Duplicate the part that opens with the line containing "data-point [698, 321, 708, 331]" and closes with the line containing "data-point [601, 427, 611, 437]", both ends included.

* begin *

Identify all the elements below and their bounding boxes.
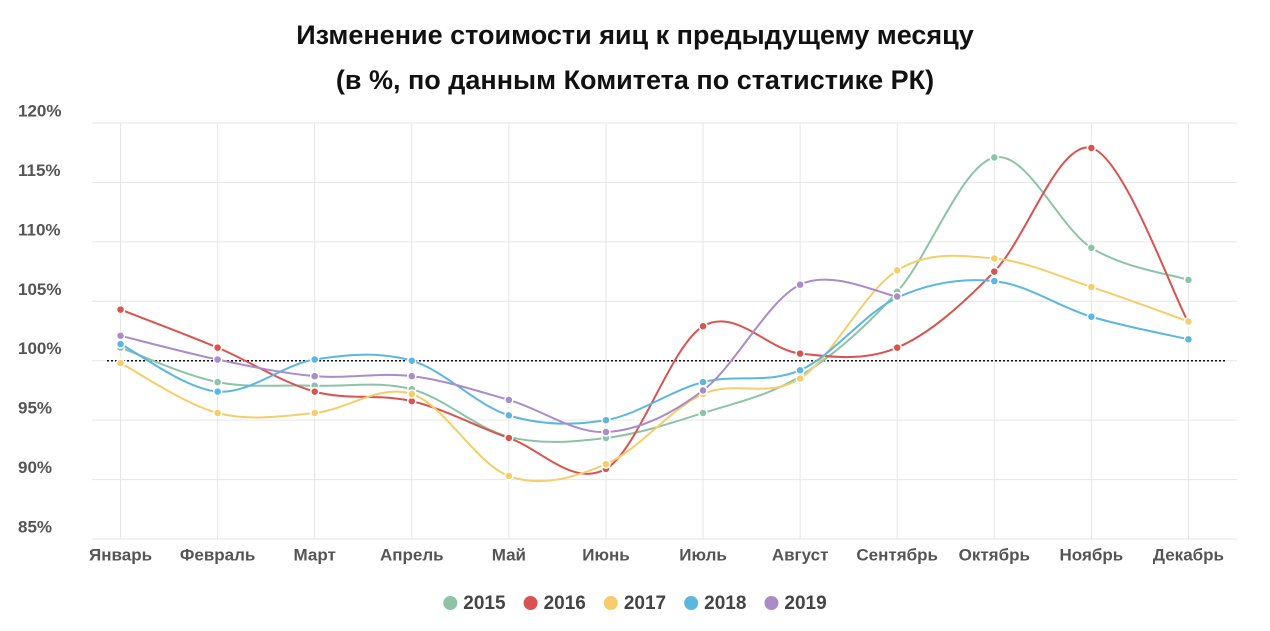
data-point [698, 321, 708, 331]
x-tick-label: Апрель [380, 545, 444, 564]
data-point [407, 371, 417, 381]
data-point [989, 152, 1000, 163]
legend-swatch [603, 596, 618, 610]
data-point [115, 339, 126, 349]
data-point [698, 408, 708, 418]
data-point [212, 408, 223, 418]
chart-subtitle: (в %, по данным Комитета по статистике Р… [336, 65, 934, 95]
data-point [115, 331, 126, 341]
data-point [989, 276, 1000, 286]
x-tick-label: Май [492, 545, 526, 564]
legend-swatch [443, 596, 458, 610]
x-tick-label: Декабрь [1153, 545, 1224, 564]
data-point [212, 354, 223, 365]
data-point [115, 304, 126, 315]
data-point [504, 410, 514, 421]
data-point [601, 427, 611, 437]
y-tick-label: 105% [18, 280, 61, 299]
data-point [1086, 243, 1097, 253]
chart-title: Изменение стоимости яиц к предыдущему ме… [296, 20, 974, 50]
x-tick-label: Март [294, 545, 336, 564]
data-point [309, 386, 320, 397]
legend-label: 2018 [704, 593, 746, 614]
data-point [309, 354, 320, 365]
x-tick-label: Октябрь [959, 545, 1030, 564]
data-point [212, 386, 223, 397]
data-point [892, 291, 902, 302]
y-tick-label: 110% [18, 220, 61, 239]
y-tick-label: 95% [18, 399, 52, 418]
legend-label: 2016 [544, 593, 586, 614]
data-point [795, 348, 805, 359]
y-tick-label: 90% [18, 458, 52, 477]
legend-label: 2019 [784, 593, 826, 614]
legend-swatch [523, 596, 538, 610]
y-tick-label: 115% [18, 161, 61, 180]
y-tick-label: 100% [18, 339, 61, 358]
x-tick-label: Январь [89, 545, 152, 564]
y-tick-label: 85% [18, 517, 52, 536]
data-point [115, 358, 126, 368]
data-point [504, 395, 514, 405]
data-point [1086, 311, 1097, 322]
legend: 2015 2016 2017 2018 2019 [443, 593, 827, 614]
legend-swatch [684, 596, 699, 610]
series-line [120, 278, 898, 434]
data-point [698, 385, 708, 396]
x-tick-label: Сентябрь [856, 545, 938, 564]
data-point [989, 266, 1000, 277]
data-point [601, 415, 611, 425]
data-point [1086, 282, 1097, 292]
data-point [212, 342, 223, 353]
x-tick-label: Июль [679, 545, 727, 564]
data-point [504, 471, 514, 481]
data-point [212, 377, 223, 387]
y-tick-label: 120% [18, 101, 61, 120]
data-point [407, 355, 417, 366]
data-point [504, 433, 514, 443]
data-point [698, 377, 708, 387]
data-point [892, 342, 902, 353]
data-point [1183, 334, 1194, 345]
x-tick-label: Февраль [180, 545, 256, 564]
data-point [601, 459, 611, 469]
data-point [795, 279, 805, 290]
data-point [407, 389, 417, 399]
data-point [795, 373, 805, 384]
x-tick-label: Ноябрь [1060, 545, 1124, 564]
data-point [309, 408, 320, 418]
data-point [1086, 143, 1097, 153]
data-point [1183, 316, 1194, 327]
data-point [1183, 275, 1194, 285]
series-line [120, 146, 1190, 475]
data-point [309, 371, 320, 381]
data-point [892, 265, 902, 276]
legend-swatch [764, 596, 779, 610]
x-tick-label: Август [772, 545, 829, 564]
legend-label: 2015 [463, 593, 506, 614]
legend-label: 2017 [624, 593, 666, 614]
data-point [795, 365, 805, 375]
x-tick-label: Июнь [582, 545, 629, 564]
data-point [989, 253, 1000, 264]
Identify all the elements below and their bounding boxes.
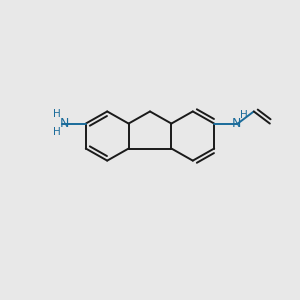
Text: H: H [240, 110, 248, 120]
Text: H: H [53, 109, 61, 119]
Text: N: N [232, 117, 242, 130]
Text: N: N [60, 117, 69, 130]
Text: H: H [53, 128, 61, 137]
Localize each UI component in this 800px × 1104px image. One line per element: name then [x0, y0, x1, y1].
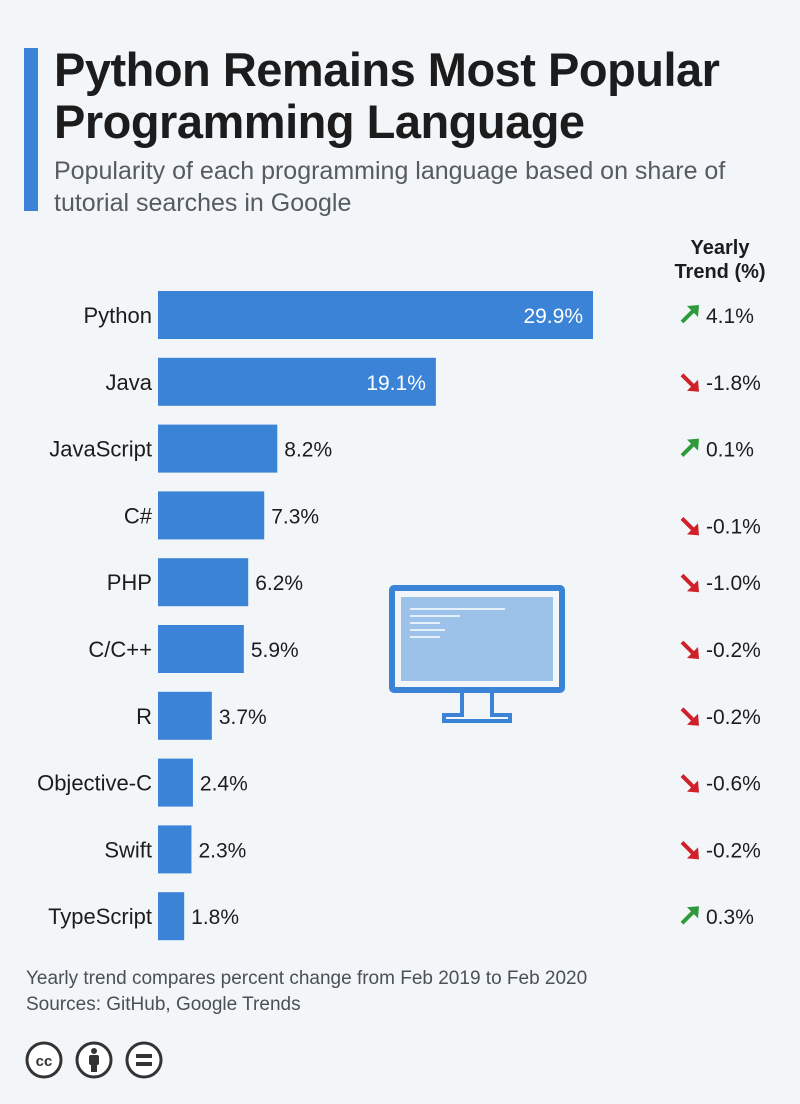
monitor-icon — [389, 585, 565, 723]
trend-label: -0.6% — [706, 773, 761, 796]
trend-header-line1: Yearly — [691, 237, 751, 259]
bar — [158, 558, 249, 607]
trend-layer: 4.1% -1.8% 0.1% -0.1% -1.0% -0.2% -0.2% -0.6% -0… — [680, 305, 761, 929]
svg-text:cc: cc — [36, 1053, 53, 1070]
trend-up-arrow-icon — [680, 906, 699, 925]
trend-label: -0.2% — [706, 706, 761, 729]
footer: Yearly trend compares percent change fro… — [26, 966, 587, 1018]
arrow-head — [687, 580, 699, 593]
arrow-head — [687, 847, 699, 860]
no-derivatives-icon — [125, 1041, 163, 1079]
arrow-head — [687, 780, 699, 793]
page-title: Python Remains Most Popular Programming … — [54, 43, 720, 148]
footer-sources: Sources: GitHub, Google Trends — [26, 994, 301, 1015]
trend-down-arrow-icon — [680, 373, 699, 392]
trend-header-line2: Trend (%) — [674, 261, 765, 283]
category-label: Swift — [104, 837, 152, 862]
value-label: 2.4% — [200, 773, 248, 796]
trend-down-arrow-icon — [680, 774, 699, 793]
title-accent-bar — [24, 48, 38, 211]
footer-note: Yearly trend compares percent change fro… — [26, 968, 588, 989]
category-label: Objective-C — [37, 771, 152, 796]
trend-label: -1.8% — [706, 372, 761, 395]
trend-label: -0.2% — [706, 639, 761, 662]
bar — [158, 491, 265, 540]
arrow-head — [687, 305, 699, 317]
bar — [158, 691, 212, 740]
category-label: C# — [124, 503, 153, 528]
bar — [158, 291, 593, 339]
category-label: Python — [84, 303, 153, 328]
license-icons: cc — [24, 1040, 164, 1080]
bar — [158, 625, 244, 673]
page-subtitle: Popularity of each programming language … — [54, 157, 726, 217]
trend-down-arrow-icon — [680, 840, 699, 860]
trend-label: 0.3% — [706, 906, 754, 929]
arrow-head — [687, 713, 699, 726]
value-label: 3.7% — [219, 706, 267, 729]
value-label: 6.2% — [255, 572, 303, 595]
trend-down-arrow-icon — [680, 640, 699, 659]
value-label: 2.3% — [198, 839, 246, 862]
category-label: Java — [106, 370, 153, 395]
arrow-head — [687, 647, 699, 659]
cc-icon: cc — [25, 1041, 63, 1079]
arrow-head — [687, 379, 699, 392]
trend-up-arrow-icon — [680, 305, 699, 324]
bar — [158, 892, 185, 941]
category-label: R — [136, 704, 152, 729]
bar-chart: Yearly Trend (%) Python 29.9% Java 19.1% Jav… — [37, 237, 766, 941]
trend-label: -0.2% — [706, 839, 761, 862]
value-label: 8.2% — [284, 439, 332, 462]
category-label: JavaScript — [49, 437, 152, 462]
category-label: C/C++ — [88, 637, 152, 662]
trend-label: 0.1% — [706, 439, 754, 462]
bars-layer: Python 29.9% Java 19.1% JavaScript 8.2% C# 7.3%… — [37, 291, 593, 941]
trend-label: -0.1% — [706, 515, 761, 538]
bar — [158, 357, 436, 406]
value-label: 5.9% — [251, 639, 299, 662]
arrow-head — [687, 523, 699, 536]
arrow-head — [687, 906, 699, 919]
trend-label: 4.1% — [706, 305, 754, 328]
value-label: 19.1% — [366, 372, 426, 395]
value-label: 7.3% — [271, 505, 319, 528]
trend-label: -1.0% — [706, 572, 761, 595]
attribution-icon — [75, 1041, 113, 1079]
trend-up-arrow-icon — [680, 438, 699, 458]
trend-down-arrow-icon — [680, 516, 699, 536]
trend-down-arrow-icon — [680, 707, 699, 726]
arrow-head — [687, 438, 699, 451]
bar — [158, 424, 278, 473]
category-label: TypeScript — [48, 904, 152, 929]
category-label: PHP — [107, 570, 152, 595]
bar — [158, 758, 193, 807]
trend-down-arrow-icon — [680, 573, 699, 593]
bar — [158, 825, 192, 874]
value-label: 29.9% — [523, 305, 583, 328]
value-label: 1.8% — [191, 906, 239, 929]
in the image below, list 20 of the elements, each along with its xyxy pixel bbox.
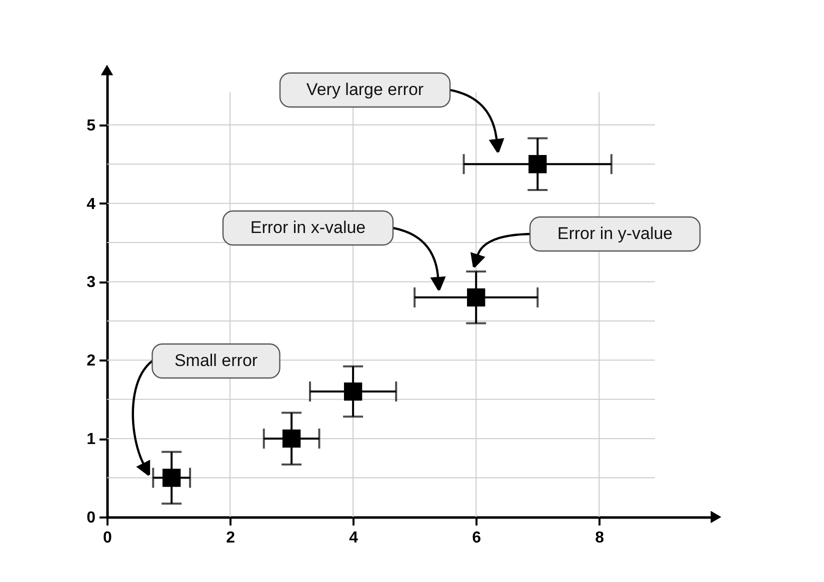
annotation: Error in y-value [557,224,673,243]
point [528,155,547,174]
x-tick-label: 2 [226,530,236,546]
x-tick-label: 0 [103,530,112,546]
x-tick-label: 8 [595,530,604,546]
y-tick-label: 0 [86,510,96,526]
point [162,468,181,487]
annotation: Very large error [306,80,424,99]
annotation: Error in x-value [250,218,366,237]
point [282,429,301,448]
point [467,288,486,307]
y-tick-label: 1 [86,431,96,448]
point [344,382,362,401]
x-tick-label: 6 [472,530,482,546]
annotation: Small error [174,351,258,370]
y-tick-label: 4 [86,196,96,213]
y-tick-label: 5 [86,117,96,134]
y-tick-label: 3 [86,274,96,292]
y-tick-label: 2 [86,352,96,370]
x-tick-label: 4 [349,530,358,546]
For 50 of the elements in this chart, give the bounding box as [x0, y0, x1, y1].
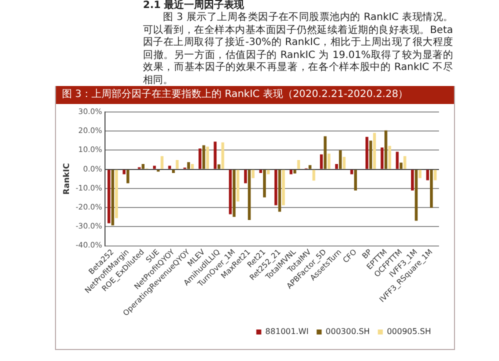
- bar: [400, 162, 402, 169]
- bar: [320, 154, 323, 169]
- bar: [274, 170, 278, 206]
- bar: [380, 148, 384, 169]
- bar: [354, 170, 357, 191]
- bar: [190, 164, 194, 169]
- bar: [236, 170, 240, 202]
- bar: [172, 170, 175, 173]
- bar: [365, 136, 368, 169]
- chart-title: 图 3：上周部分因子在主要指数上的 RankIC 表现（2020.2.21-2020.2.28）: [56, 86, 454, 104]
- bar: [308, 165, 312, 169]
- bar: [290, 170, 292, 174]
- bar: [160, 156, 164, 169]
- bar: [142, 164, 144, 169]
- bar: [418, 170, 422, 178]
- legend-label: 000300.SH: [326, 327, 370, 336]
- legend-label: 881001.WI: [265, 327, 309, 336]
- bar: [122, 170, 126, 174]
- legend-label: 000905.SH: [386, 327, 432, 336]
- bar: [335, 164, 338, 169]
- bar: [263, 170, 266, 198]
- bar: [384, 130, 388, 169]
- bar: [297, 160, 300, 169]
- bar: [214, 142, 217, 169]
- caption: 图 3 展示了上周各类因子在不同股票池内的 RankIC 表现情况。可以看到，在全样本内基本面因子仍然延续着近期的良好表现。Beta 因子在上周取得了接近-30%的 RankIC，相比于上周出现了很大程度回撤。另一方面，估值因子的 RankIC 为 19.01%取得了较为显著的效果，而基本因子的效果不再显著，在各个样本股中的 RankIC 不尽相同。: [143, 12, 453, 87]
- bar: [403, 156, 406, 169]
- bar: [244, 170, 247, 184]
- y-axis-title: RankIC: [62, 163, 71, 195]
- bar: [426, 170, 430, 180]
- bar: [218, 164, 220, 169]
- bar: [126, 170, 130, 184]
- bar: [278, 170, 282, 212]
- bar: [206, 146, 209, 169]
- bar: [430, 170, 433, 208]
- bar: [198, 148, 202, 169]
- bar: [115, 170, 118, 218]
- bar: [228, 170, 232, 214]
- bar: [168, 166, 172, 169]
- bar: [232, 170, 236, 217]
- bar: [293, 170, 296, 174]
- bar: [153, 166, 156, 169]
- bar: [338, 150, 342, 169]
- bar: [108, 170, 110, 224]
- bar: [252, 170, 255, 178]
- bar: [282, 170, 285, 206]
- bar: [373, 132, 376, 169]
- bar: [328, 154, 330, 169]
- bar: [187, 162, 190, 169]
- bar: [342, 156, 346, 169]
- bar: [411, 170, 414, 191]
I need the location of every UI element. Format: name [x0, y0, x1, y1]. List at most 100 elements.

* end *

**Response to this exercise:**
data-point [698, 321, 708, 331]
x-tick-label: Апрель [380, 545, 444, 564]
data-point [407, 371, 417, 381]
data-point [989, 152, 1000, 163]
legend-swatch [603, 596, 618, 610]
data-point [115, 339, 126, 349]
data-point [698, 408, 708, 418]
data-point [212, 408, 223, 418]
chart-subtitle: (в %, по данным Комитета по статистике Р… [336, 65, 934, 95]
data-point [115, 331, 126, 341]
data-point [989, 276, 1000, 286]
x-tick-label: Май [492, 545, 526, 564]
legend-swatch [443, 596, 458, 610]
x-tick-label: Декабрь [1153, 545, 1224, 564]
data-point [212, 354, 223, 365]
data-point [115, 304, 126, 315]
data-point [504, 410, 514, 421]
data-point [601, 427, 611, 437]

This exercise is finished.